#### YOUR TASK
Transcribe all of the material below word for word and leave out its pictures.

#### GIVEN DATA
--- BEGIN ---

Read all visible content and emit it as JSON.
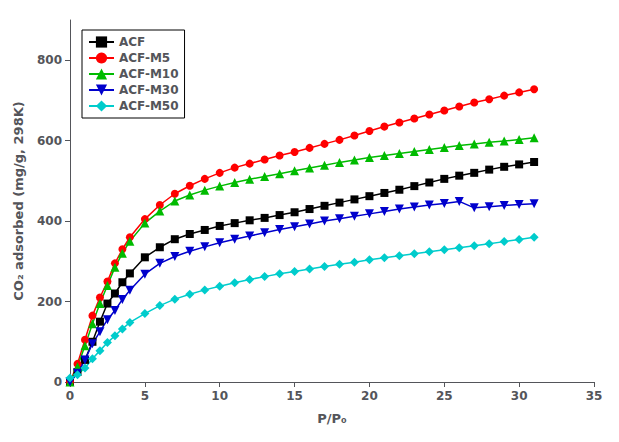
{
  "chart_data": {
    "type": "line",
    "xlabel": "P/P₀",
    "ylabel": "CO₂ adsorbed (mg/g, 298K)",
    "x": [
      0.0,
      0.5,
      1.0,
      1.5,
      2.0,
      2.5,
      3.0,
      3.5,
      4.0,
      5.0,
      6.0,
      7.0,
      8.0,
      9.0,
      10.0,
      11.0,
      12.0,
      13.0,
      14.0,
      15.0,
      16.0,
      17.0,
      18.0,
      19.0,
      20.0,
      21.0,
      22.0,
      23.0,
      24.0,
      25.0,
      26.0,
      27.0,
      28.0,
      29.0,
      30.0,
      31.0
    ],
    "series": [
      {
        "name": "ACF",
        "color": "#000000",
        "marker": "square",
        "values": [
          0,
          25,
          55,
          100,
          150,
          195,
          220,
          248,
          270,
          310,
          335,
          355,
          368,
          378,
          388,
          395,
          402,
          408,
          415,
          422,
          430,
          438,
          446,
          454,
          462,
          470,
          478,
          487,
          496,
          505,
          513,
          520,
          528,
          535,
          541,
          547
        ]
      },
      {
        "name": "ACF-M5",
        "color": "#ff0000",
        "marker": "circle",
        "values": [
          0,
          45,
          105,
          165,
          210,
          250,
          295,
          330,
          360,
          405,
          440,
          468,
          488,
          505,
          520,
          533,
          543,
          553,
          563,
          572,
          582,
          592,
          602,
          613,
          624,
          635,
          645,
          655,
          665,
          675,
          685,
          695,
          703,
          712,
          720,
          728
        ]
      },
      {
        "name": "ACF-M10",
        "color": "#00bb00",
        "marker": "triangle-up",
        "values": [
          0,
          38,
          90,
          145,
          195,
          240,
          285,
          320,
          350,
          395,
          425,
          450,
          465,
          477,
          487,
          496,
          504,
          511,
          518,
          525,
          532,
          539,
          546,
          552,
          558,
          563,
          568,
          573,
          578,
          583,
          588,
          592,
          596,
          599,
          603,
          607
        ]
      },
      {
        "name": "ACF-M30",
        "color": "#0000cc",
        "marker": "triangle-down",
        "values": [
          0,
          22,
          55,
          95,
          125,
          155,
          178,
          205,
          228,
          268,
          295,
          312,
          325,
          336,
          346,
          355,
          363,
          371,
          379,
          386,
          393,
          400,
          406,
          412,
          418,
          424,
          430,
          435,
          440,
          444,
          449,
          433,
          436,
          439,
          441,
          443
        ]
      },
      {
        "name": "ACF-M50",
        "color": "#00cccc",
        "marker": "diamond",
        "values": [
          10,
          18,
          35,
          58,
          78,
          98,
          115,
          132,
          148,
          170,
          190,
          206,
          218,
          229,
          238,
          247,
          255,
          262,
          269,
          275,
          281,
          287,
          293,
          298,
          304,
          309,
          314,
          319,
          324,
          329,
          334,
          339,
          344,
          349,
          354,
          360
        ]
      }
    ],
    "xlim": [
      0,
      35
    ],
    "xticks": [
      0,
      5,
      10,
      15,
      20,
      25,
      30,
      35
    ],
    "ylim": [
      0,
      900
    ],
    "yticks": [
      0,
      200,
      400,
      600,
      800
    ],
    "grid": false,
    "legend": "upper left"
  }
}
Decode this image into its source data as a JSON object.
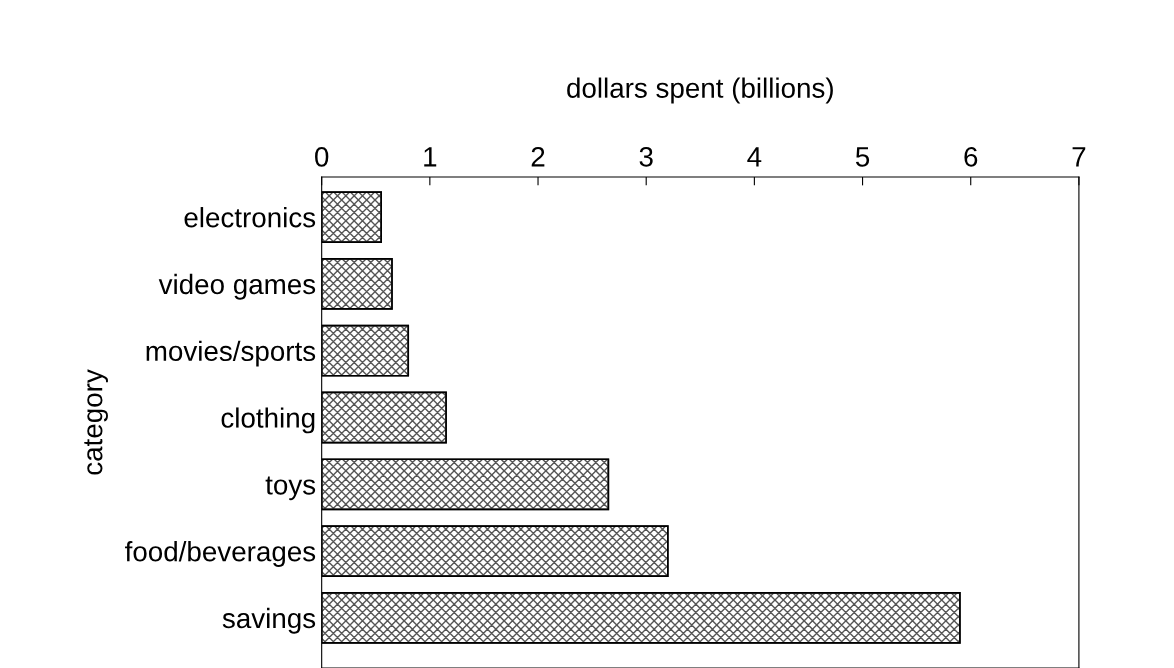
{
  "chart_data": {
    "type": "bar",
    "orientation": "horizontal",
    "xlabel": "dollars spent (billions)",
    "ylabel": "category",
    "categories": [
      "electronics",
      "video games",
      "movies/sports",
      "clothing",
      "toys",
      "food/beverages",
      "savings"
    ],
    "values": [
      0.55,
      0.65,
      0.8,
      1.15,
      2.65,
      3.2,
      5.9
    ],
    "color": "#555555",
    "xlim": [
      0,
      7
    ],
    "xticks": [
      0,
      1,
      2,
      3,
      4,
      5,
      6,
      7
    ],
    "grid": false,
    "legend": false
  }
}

--- END ---

#### FULL OUTPUT
Read all visible content and emit it as JSON.
{
  "chart_data": {
    "type": "line",
    "xlabel": "P/P₀",
    "ylabel": "CO₂ adsorbed (mg/g, 298K)",
    "x": [
      0.0,
      0.5,
      1.0,
      1.5,
      2.0,
      2.5,
      3.0,
      3.5,
      4.0,
      5.0,
      6.0,
      7.0,
      8.0,
      9.0,
      10.0,
      11.0,
      12.0,
      13.0,
      14.0,
      15.0,
      16.0,
      17.0,
      18.0,
      19.0,
      20.0,
      21.0,
      22.0,
      23.0,
      24.0,
      25.0,
      26.0,
      27.0,
      28.0,
      29.0,
      30.0,
      31.0
    ],
    "series": [
      {
        "name": "ACF",
        "color": "#000000",
        "marker": "square",
        "values": [
          0,
          25,
          55,
          100,
          150,
          195,
          220,
          248,
          270,
          310,
          335,
          355,
          368,
          378,
          388,
          395,
          402,
          408,
          415,
          422,
          430,
          438,
          446,
          454,
          462,
          470,
          478,
          487,
          496,
          505,
          513,
          520,
          528,
          535,
          541,
          547
        ]
      },
      {
        "name": "ACF-M5",
        "color": "#ff0000",
        "marker": "circle",
        "values": [
          0,
          45,
          105,
          165,
          210,
          250,
          295,
          330,
          360,
          405,
          440,
          468,
          488,
          505,
          520,
          533,
          543,
          553,
          563,
          572,
          582,
          592,
          602,
          613,
          624,
          635,
          645,
          655,
          665,
          675,
          685,
          695,
          703,
          712,
          720,
          728
        ]
      },
      {
        "name": "ACF-M10",
        "color": "#00bb00",
        "marker": "triangle-up",
        "values": [
          0,
          38,
          90,
          145,
          195,
          240,
          285,
          320,
          350,
          395,
          425,
          450,
          465,
          477,
          487,
          496,
          504,
          511,
          518,
          525,
          532,
          539,
          546,
          552,
          558,
          563,
          568,
          573,
          578,
          583,
          588,
          592,
          596,
          599,
          603,
          607
        ]
      },
      {
        "name": "ACF-M30",
        "color": "#0000cc",
        "marker": "triangle-down",
        "values": [
          0,
          22,
          55,
          95,
          125,
          155,
          178,
          205,
          228,
          268,
          295,
          312,
          325,
          336,
          346,
          355,
          363,
          371,
          379,
          386,
          393,
          400,
          406,
          412,
          418,
          424,
          430,
          435,
          440,
          444,
          449,
          433,
          436,
          439,
          441,
          443
        ]
      },
      {
        "name": "ACF-M50",
        "color": "#00cccc",
        "marker": "diamond",
        "values": [
          10,
          18,
          35,
          58,
          78,
          98,
          115,
          132,
          148,
          170,
          190,
          206,
          218,
          229,
          238,
          247,
          255,
          262,
          269,
          275,
          281,
          287,
          293,
          298,
          304,
          309,
          314,
          319,
          324,
          329,
          334,
          339,
          344,
          349,
          354,
          360
        ]
      }
    ],
    "xlim": [
      0,
      35
    ],
    "xticks": [
      0,
      5,
      10,
      15,
      20,
      25,
      30,
      35
    ],
    "ylim": [
      0,
      900
    ],
    "yticks": [
      0,
      200,
      400,
      600,
      800
    ],
    "grid": false,
    "legend": "upper left"
  }
}
Decode this image into its source data as a JSON object.
{
  "chart_data": {
    "type": "bar",
    "orientation": "horizontal",
    "xlabel": "dollars spent (billions)",
    "ylabel": "category",
    "categories": [
      "electronics",
      "video games",
      "movies/sports",
      "clothing",
      "toys",
      "food/beverages",
      "savings"
    ],
    "values": [
      0.55,
      0.65,
      0.8,
      1.15,
      2.65,
      3.2,
      5.9
    ],
    "color": "#555555",
    "xlim": [
      0,
      7
    ],
    "xticks": [
      0,
      1,
      2,
      3,
      4,
      5,
      6,
      7
    ],
    "grid": false,
    "legend": false
  }
}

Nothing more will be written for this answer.